Task >>
Count the rows in the entries below that contain the string "line", and give only that number.

[Bounding box annotations]

[start]

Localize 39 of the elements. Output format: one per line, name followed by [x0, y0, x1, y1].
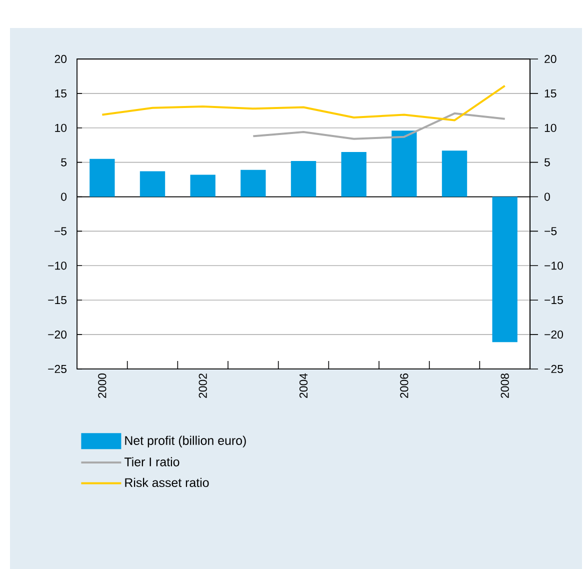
y-tick-label: 20 — [544, 54, 556, 64]
x-tick-label: 2004 — [299, 373, 308, 398]
y2-tick-label: −15 — [48, 296, 67, 304]
y2-tick-label: −5 — [54, 227, 67, 236]
y2-tick-label: −25 — [48, 364, 67, 374]
x-tick-label: 2002 — [198, 374, 207, 398]
legend-label: Risk asset ratio — [125, 478, 209, 488]
legend-label: Net profit (billion euro) — [125, 436, 246, 448]
bar — [341, 152, 366, 197]
y-tick-label: 15 — [544, 89, 556, 98]
y2-tick-label: 20 — [54, 54, 67, 64]
x-tick-label: 2008 — [500, 374, 509, 398]
y-tick-label: −10 — [544, 262, 564, 270]
legend-label: Tier I ratio — [124, 457, 180, 466]
bar — [290, 160, 316, 197]
y2-tick-label: 0 — [61, 192, 67, 201]
bar — [492, 196, 518, 342]
y-tick-label: 5 — [544, 158, 550, 166]
y-tick-label: 0 — [544, 192, 550, 201]
line-series — [252, 112, 506, 140]
y-tick-label: −15 — [544, 296, 563, 304]
y-tick-label: −5 — [544, 227, 557, 236]
y-tick-label: −25 — [544, 364, 563, 374]
bar — [140, 171, 166, 197]
x-tick-label: 2000 — [98, 373, 106, 398]
y-tick-label: 10 — [544, 124, 556, 132]
x-tick-label: 2006 — [400, 374, 408, 398]
line-series — [101, 84, 506, 122]
bar — [90, 158, 115, 197]
y2-tick-label: 5 — [61, 158, 67, 166]
bar — [442, 150, 468, 197]
bar — [190, 174, 216, 197]
y2-tick-label: −10 — [48, 262, 67, 270]
y2-tick-label: 10 — [55, 124, 67, 132]
y2-tick-label: 15 — [55, 89, 67, 98]
bar — [240, 170, 266, 197]
bar — [392, 130, 417, 197]
y2-tick-label: −20 — [48, 330, 67, 339]
y-tick-label: −20 — [544, 330, 564, 339]
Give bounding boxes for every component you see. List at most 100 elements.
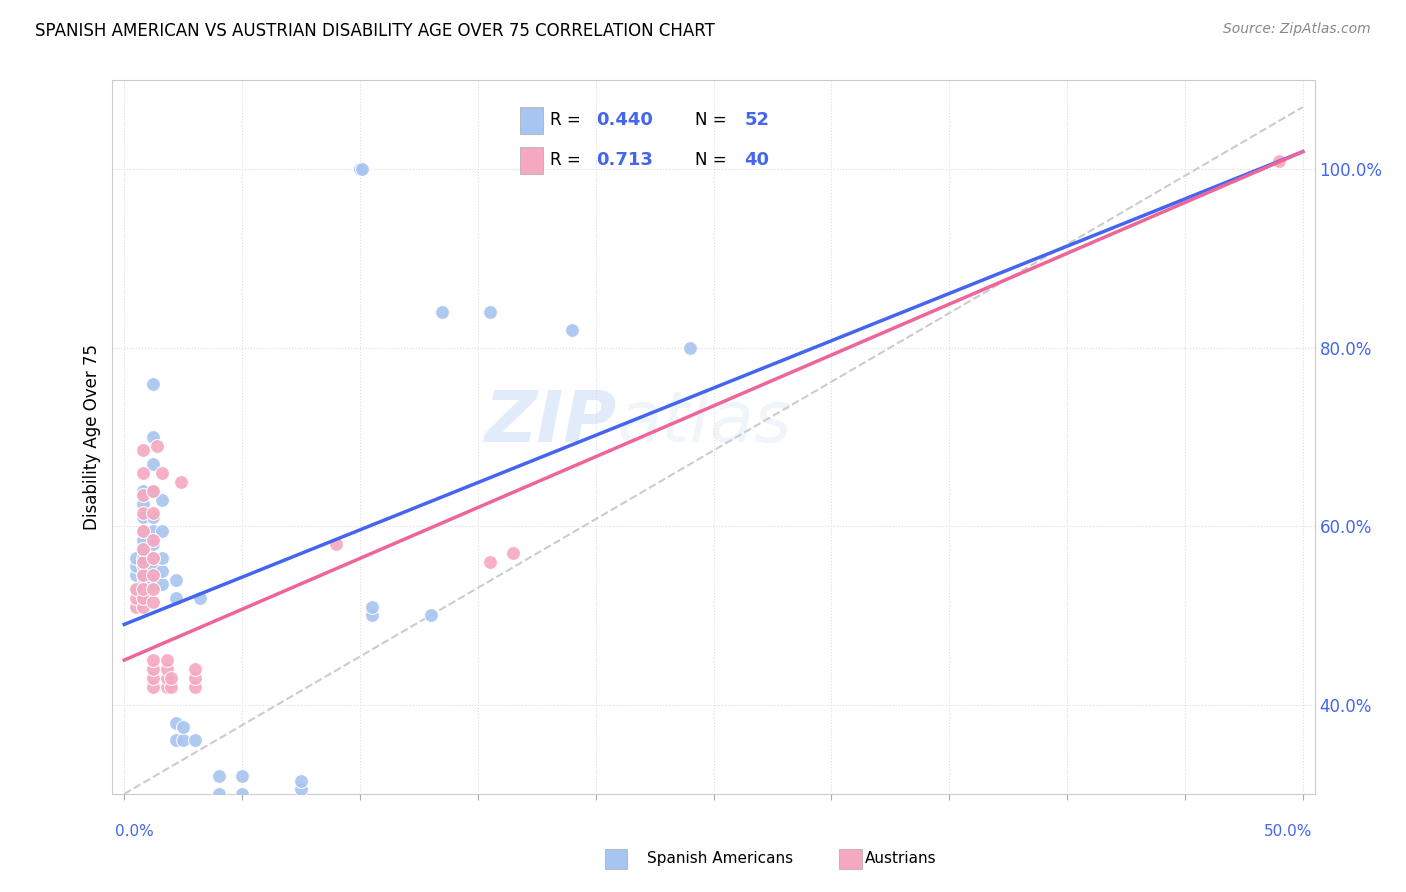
Point (502, 546, 524, 560)
Point (141, 376, 163, 391)
Point (125, 591, 148, 605)
Point (150, 564, 173, 578)
Point (141, 582, 163, 596)
Point (184, 662, 207, 676)
Point (150, 466, 173, 480)
Point (132, 510, 155, 524)
Point (141, 537, 163, 551)
Text: 40: 40 (745, 152, 769, 169)
Point (141, 533, 163, 547)
Point (160, 680, 183, 694)
Point (156, 671, 179, 685)
Point (172, 720, 194, 734)
Point (125, 582, 148, 596)
Point (132, 568, 155, 582)
Point (125, 568, 148, 582)
Point (132, 488, 155, 502)
Point (141, 483, 163, 498)
Point (141, 577, 163, 591)
Text: Spanish Americans: Spanish Americans (647, 851, 793, 865)
Point (132, 466, 155, 480)
Point (290, 782, 312, 797)
Point (132, 497, 155, 511)
Point (290, 773, 312, 788)
Text: atlas: atlas (617, 388, 792, 458)
Point (254, 889, 277, 892)
Point (141, 568, 163, 582)
Point (132, 443, 155, 458)
Point (132, 541, 155, 556)
Point (132, 506, 155, 520)
Text: Austrians: Austrians (865, 851, 936, 865)
Point (141, 568, 163, 582)
Point (184, 733, 207, 747)
Point (132, 582, 155, 596)
Point (156, 680, 179, 694)
Point (419, 608, 441, 623)
Text: 0.713: 0.713 (596, 152, 652, 169)
Y-axis label: Disability Age Over 75: Disability Age Over 75 (83, 344, 101, 530)
Point (150, 492, 173, 507)
Point (478, 555, 501, 569)
Bar (520, 147, 543, 175)
Point (141, 653, 163, 667)
Point (349, 162, 371, 177)
Point (141, 671, 163, 685)
Point (141, 524, 163, 538)
Text: N =: N = (695, 152, 731, 169)
Point (132, 599, 155, 614)
Point (132, 568, 155, 582)
Bar (520, 107, 543, 134)
Point (360, 608, 382, 623)
Point (188, 591, 211, 605)
Point (165, 573, 187, 587)
Point (207, 769, 229, 783)
Point (132, 550, 155, 565)
Point (184, 671, 207, 685)
Point (165, 733, 187, 747)
Text: R =: R = (550, 112, 585, 129)
Point (156, 662, 179, 676)
Point (150, 577, 173, 591)
Point (132, 483, 155, 498)
Text: Source: ZipAtlas.com: Source: ZipAtlas.com (1223, 22, 1371, 37)
Point (478, 305, 501, 319)
Point (141, 680, 163, 694)
Point (141, 483, 163, 498)
Point (150, 550, 173, 565)
Point (141, 550, 163, 565)
Point (679, 341, 702, 355)
Point (352, 162, 374, 177)
Point (165, 715, 187, 730)
Point (125, 599, 148, 614)
Point (132, 524, 155, 538)
Point (231, 787, 253, 801)
Point (141, 595, 163, 609)
Point (146, 439, 169, 453)
Point (132, 533, 155, 547)
Point (125, 559, 148, 574)
Point (132, 524, 155, 538)
Point (360, 599, 382, 614)
Point (325, 537, 347, 551)
Point (165, 591, 187, 605)
Point (184, 680, 207, 694)
Text: 0.0%: 0.0% (115, 824, 155, 838)
Point (141, 430, 163, 444)
Point (150, 524, 173, 538)
Point (172, 733, 194, 747)
Point (125, 550, 148, 565)
Point (132, 541, 155, 556)
Point (141, 506, 163, 520)
Point (141, 662, 163, 676)
Point (132, 591, 155, 605)
Text: 0.440: 0.440 (596, 112, 652, 129)
Point (156, 653, 179, 667)
Point (125, 582, 148, 596)
Text: R =: R = (550, 152, 591, 169)
Point (432, 305, 454, 319)
Point (132, 577, 155, 591)
Point (561, 323, 583, 337)
Point (231, 769, 253, 783)
Point (170, 475, 193, 489)
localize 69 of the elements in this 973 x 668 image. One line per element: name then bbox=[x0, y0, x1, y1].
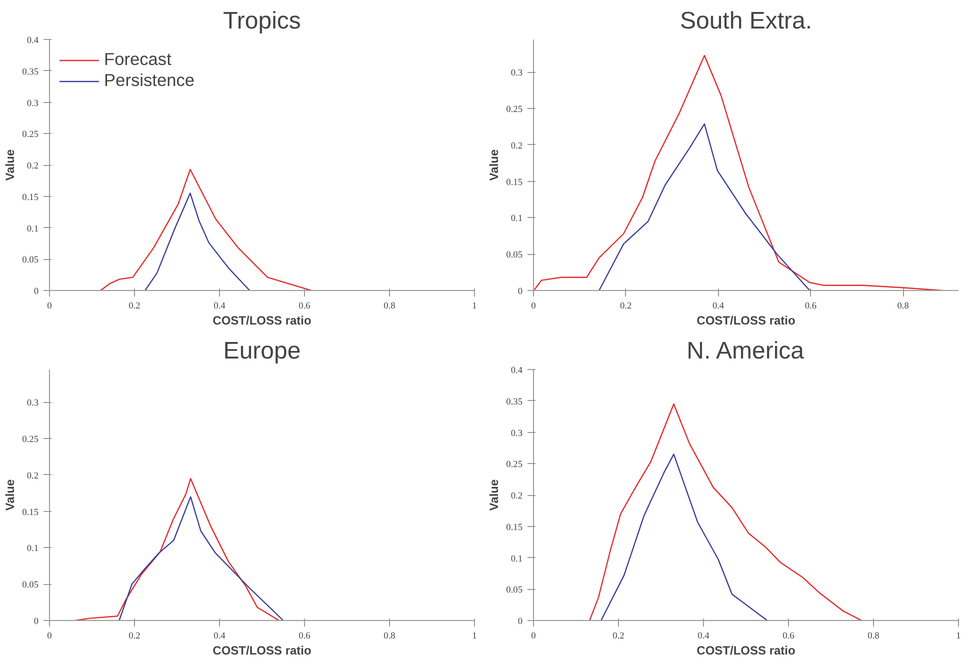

[end]

Solution to the problem >>
4